(Structured figure records)
━━━
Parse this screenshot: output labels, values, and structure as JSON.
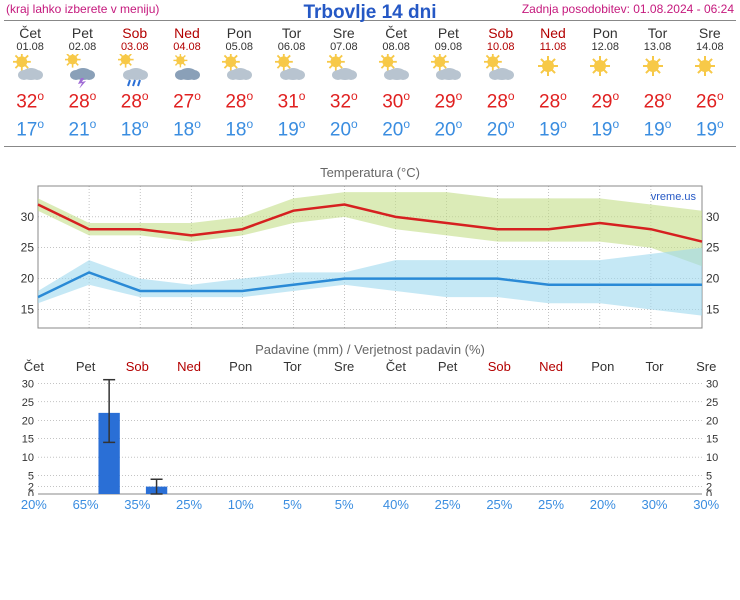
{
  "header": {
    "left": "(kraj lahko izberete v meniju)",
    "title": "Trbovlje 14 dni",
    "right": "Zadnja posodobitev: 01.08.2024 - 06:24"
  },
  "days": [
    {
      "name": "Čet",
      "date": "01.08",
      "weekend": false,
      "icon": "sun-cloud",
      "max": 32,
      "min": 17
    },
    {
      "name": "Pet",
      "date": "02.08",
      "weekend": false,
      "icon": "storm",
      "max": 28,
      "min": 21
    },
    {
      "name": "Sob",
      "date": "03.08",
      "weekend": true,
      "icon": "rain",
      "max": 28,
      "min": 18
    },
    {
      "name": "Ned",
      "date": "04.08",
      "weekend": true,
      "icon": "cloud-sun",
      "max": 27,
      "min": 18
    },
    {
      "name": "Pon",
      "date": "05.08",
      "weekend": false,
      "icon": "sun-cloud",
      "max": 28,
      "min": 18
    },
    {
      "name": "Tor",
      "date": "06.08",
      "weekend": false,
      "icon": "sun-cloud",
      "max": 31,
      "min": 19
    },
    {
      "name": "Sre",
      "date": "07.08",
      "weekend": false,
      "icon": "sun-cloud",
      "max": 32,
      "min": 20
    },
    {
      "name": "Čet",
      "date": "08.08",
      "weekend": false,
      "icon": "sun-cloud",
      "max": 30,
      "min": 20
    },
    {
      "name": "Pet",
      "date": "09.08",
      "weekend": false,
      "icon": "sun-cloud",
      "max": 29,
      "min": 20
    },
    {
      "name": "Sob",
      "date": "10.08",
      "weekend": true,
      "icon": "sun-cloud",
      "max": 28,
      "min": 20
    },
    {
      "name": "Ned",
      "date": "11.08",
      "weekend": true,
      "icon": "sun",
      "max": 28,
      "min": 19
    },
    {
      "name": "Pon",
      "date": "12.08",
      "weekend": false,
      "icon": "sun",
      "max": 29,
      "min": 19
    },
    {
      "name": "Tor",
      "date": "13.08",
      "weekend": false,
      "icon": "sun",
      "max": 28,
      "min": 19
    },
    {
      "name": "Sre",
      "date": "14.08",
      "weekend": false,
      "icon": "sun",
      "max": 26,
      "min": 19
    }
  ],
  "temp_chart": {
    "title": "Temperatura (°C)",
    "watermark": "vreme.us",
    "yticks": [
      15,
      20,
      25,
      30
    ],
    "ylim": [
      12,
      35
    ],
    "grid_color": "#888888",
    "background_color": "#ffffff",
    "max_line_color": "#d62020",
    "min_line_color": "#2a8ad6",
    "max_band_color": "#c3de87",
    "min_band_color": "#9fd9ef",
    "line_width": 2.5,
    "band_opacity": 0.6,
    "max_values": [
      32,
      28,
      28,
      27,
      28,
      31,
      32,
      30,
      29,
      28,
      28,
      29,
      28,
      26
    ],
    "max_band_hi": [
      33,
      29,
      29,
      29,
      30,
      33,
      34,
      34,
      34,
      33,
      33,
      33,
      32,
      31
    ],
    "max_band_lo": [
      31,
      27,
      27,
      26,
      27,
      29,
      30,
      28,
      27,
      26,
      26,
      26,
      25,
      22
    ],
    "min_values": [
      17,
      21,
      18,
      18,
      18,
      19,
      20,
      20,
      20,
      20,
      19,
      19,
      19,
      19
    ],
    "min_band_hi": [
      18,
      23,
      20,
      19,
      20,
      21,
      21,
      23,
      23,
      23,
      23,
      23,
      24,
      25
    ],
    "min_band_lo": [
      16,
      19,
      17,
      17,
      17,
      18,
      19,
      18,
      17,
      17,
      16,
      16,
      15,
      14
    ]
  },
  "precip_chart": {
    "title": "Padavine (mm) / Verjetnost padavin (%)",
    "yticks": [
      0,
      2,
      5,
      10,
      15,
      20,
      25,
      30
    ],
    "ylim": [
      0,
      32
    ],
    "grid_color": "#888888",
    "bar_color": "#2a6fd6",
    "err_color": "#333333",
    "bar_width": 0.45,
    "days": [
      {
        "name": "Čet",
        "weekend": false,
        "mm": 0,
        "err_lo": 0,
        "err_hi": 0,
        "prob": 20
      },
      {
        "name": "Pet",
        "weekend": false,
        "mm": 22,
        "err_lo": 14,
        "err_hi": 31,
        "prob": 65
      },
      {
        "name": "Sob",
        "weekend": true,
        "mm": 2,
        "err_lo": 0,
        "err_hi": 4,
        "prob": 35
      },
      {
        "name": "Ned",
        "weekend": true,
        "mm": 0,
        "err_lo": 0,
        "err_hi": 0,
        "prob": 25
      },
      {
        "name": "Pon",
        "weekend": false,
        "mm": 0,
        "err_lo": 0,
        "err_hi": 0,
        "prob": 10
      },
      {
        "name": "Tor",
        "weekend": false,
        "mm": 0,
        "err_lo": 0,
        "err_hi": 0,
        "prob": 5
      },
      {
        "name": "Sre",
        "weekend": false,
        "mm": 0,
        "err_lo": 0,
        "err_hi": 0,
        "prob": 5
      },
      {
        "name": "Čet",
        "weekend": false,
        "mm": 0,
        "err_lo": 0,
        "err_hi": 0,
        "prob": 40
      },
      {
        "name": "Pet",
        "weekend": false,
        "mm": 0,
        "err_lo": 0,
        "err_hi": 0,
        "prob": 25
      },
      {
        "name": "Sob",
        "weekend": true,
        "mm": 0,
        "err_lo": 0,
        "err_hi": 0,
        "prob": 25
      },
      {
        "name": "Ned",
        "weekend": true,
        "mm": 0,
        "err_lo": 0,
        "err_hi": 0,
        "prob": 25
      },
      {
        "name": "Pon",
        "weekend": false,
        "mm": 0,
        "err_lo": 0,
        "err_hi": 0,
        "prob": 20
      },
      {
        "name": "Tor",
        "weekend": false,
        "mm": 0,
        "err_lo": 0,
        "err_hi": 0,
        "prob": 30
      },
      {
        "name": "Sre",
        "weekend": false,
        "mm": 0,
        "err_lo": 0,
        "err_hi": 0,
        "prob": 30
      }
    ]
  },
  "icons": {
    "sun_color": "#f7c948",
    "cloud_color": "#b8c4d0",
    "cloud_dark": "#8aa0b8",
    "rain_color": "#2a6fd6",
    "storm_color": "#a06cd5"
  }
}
━━━
Quote the records in their entirety, keeping the wording exact and excluding pictures.

Parse this screenshot: output labels, values, and structure as JSON.
{
  "header": {
    "left": "(kraj lahko izberete v meniju)",
    "title": "Trbovlje 14 dni",
    "right": "Zadnja posodobitev: 01.08.2024 - 06:24"
  },
  "days": [
    {
      "name": "Čet",
      "date": "01.08",
      "weekend": false,
      "icon": "sun-cloud",
      "max": 32,
      "min": 17
    },
    {
      "name": "Pet",
      "date": "02.08",
      "weekend": false,
      "icon": "storm",
      "max": 28,
      "min": 21
    },
    {
      "name": "Sob",
      "date": "03.08",
      "weekend": true,
      "icon": "rain",
      "max": 28,
      "min": 18
    },
    {
      "name": "Ned",
      "date": "04.08",
      "weekend": true,
      "icon": "cloud-sun",
      "max": 27,
      "min": 18
    },
    {
      "name": "Pon",
      "date": "05.08",
      "weekend": false,
      "icon": "sun-cloud",
      "max": 28,
      "min": 18
    },
    {
      "name": "Tor",
      "date": "06.08",
      "weekend": false,
      "icon": "sun-cloud",
      "max": 31,
      "min": 19
    },
    {
      "name": "Sre",
      "date": "07.08",
      "weekend": false,
      "icon": "sun-cloud",
      "max": 32,
      "min": 20
    },
    {
      "name": "Čet",
      "date": "08.08",
      "weekend": false,
      "icon": "sun-cloud",
      "max": 30,
      "min": 20
    },
    {
      "name": "Pet",
      "date": "09.08",
      "weekend": false,
      "icon": "sun-cloud",
      "max": 29,
      "min": 20
    },
    {
      "name": "Sob",
      "date": "10.08",
      "weekend": true,
      "icon": "sun-cloud",
      "max": 28,
      "min": 20
    },
    {
      "name": "Ned",
      "date": "11.08",
      "weekend": true,
      "icon": "sun",
      "max": 28,
      "min": 19
    },
    {
      "name": "Pon",
      "date": "12.08",
      "weekend": false,
      "icon": "sun",
      "max": 29,
      "min": 19
    },
    {
      "name": "Tor",
      "date": "13.08",
      "weekend": false,
      "icon": "sun",
      "max": 28,
      "min": 19
    },
    {
      "name": "Sre",
      "date": "14.08",
      "weekend": false,
      "icon": "sun",
      "max": 26,
      "min": 19
    }
  ],
  "temp_chart": {
    "title": "Temperatura (°C)",
    "watermark": "vreme.us",
    "yticks": [
      15,
      20,
      25,
      30
    ],
    "ylim": [
      12,
      35
    ],
    "grid_color": "#888888",
    "background_color": "#ffffff",
    "max_line_color": "#d62020",
    "min_line_color": "#2a8ad6",
    "max_band_color": "#c3de87",
    "min_band_color": "#9fd9ef",
    "line_width": 2.5,
    "band_opacity": 0.6,
    "max_values": [
      32,
      28,
      28,
      27,
      28,
      31,
      32,
      30,
      29,
      28,
      28,
      29,
      28,
      26
    ],
    "max_band_hi": [
      33,
      29,
      29,
      29,
      30,
      33,
      34,
      34,
      34,
      33,
      33,
      33,
      32,
      31
    ],
    "max_band_lo": [
      31,
      27,
      27,
      26,
      27,
      29,
      30,
      28,
      27,
      26,
      26,
      26,
      25,
      22
    ],
    "min_values": [
      17,
      21,
      18,
      18,
      18,
      19,
      20,
      20,
      20,
      20,
      19,
      19,
      19,
      19
    ],
    "min_band_hi": [
      18,
      23,
      20,
      19,
      20,
      21,
      21,
      23,
      23,
      23,
      23,
      23,
      24,
      25
    ],
    "min_band_lo": [
      16,
      19,
      17,
      17,
      17,
      18,
      19,
      18,
      17,
      17,
      16,
      16,
      15,
      14
    ]
  },
  "precip_chart": {
    "title": "Padavine (mm) / Verjetnost padavin (%)",
    "yticks": [
      0,
      2,
      5,
      10,
      15,
      20,
      25,
      30
    ],
    "ylim": [
      0,
      32
    ],
    "grid_color": "#888888",
    "bar_color": "#2a6fd6",
    "err_color": "#333333",
    "bar_width": 0.45,
    "days": [
      {
        "name": "Čet",
        "weekend": false,
        "mm": 0,
        "err_lo": 0,
        "err_hi": 0,
        "prob": 20
      },
      {
        "name": "Pet",
        "weekend": false,
        "mm": 22,
        "err_lo": 14,
        "err_hi": 31,
        "prob": 65
      },
      {
        "name": "Sob",
        "weekend": true,
        "mm": 2,
        "err_lo": 0,
        "err_hi": 4,
        "prob": 35
      },
      {
        "name": "Ned",
        "weekend": true,
        "mm": 0,
        "err_lo": 0,
        "err_hi": 0,
        "prob": 25
      },
      {
        "name": "Pon",
        "weekend": false,
        "mm": 0,
        "err_lo": 0,
        "err_hi": 0,
        "prob": 10
      },
      {
        "name": "Tor",
        "weekend": false,
        "mm": 0,
        "err_lo": 0,
        "err_hi": 0,
        "prob": 5
      },
      {
        "name": "Sre",
        "weekend": false,
        "mm": 0,
        "err_lo": 0,
        "err_hi": 0,
        "prob": 5
      },
      {
        "name": "Čet",
        "weekend": false,
        "mm": 0,
        "err_lo": 0,
        "err_hi": 0,
        "prob": 40
      },
      {
        "name": "Pet",
        "weekend": false,
        "mm": 0,
        "err_lo": 0,
        "err_hi": 0,
        "prob": 25
      },
      {
        "name": "Sob",
        "weekend": true,
        "mm": 0,
        "err_lo": 0,
        "err_hi": 0,
        "prob": 25
      },
      {
        "name": "Ned",
        "weekend": true,
        "mm": 0,
        "err_lo": 0,
        "err_hi": 0,
        "prob": 25
      },
      {
        "name": "Pon",
        "weekend": false,
        "mm": 0,
        "err_lo": 0,
        "err_hi": 0,
        "prob": 20
      },
      {
        "name": "Tor",
        "weekend": false,
        "mm": 0,
        "err_lo": 0,
        "err_hi": 0,
        "prob": 30
      },
      {
        "name": "Sre",
        "weekend": false,
        "mm": 0,
        "err_lo": 0,
        "err_hi": 0,
        "prob": 30
      }
    ]
  },
  "icons": {
    "sun_color": "#f7c948",
    "cloud_color": "#b8c4d0",
    "cloud_dark": "#8aa0b8",
    "rain_color": "#2a6fd6",
    "storm_color": "#a06cd5"
  }
}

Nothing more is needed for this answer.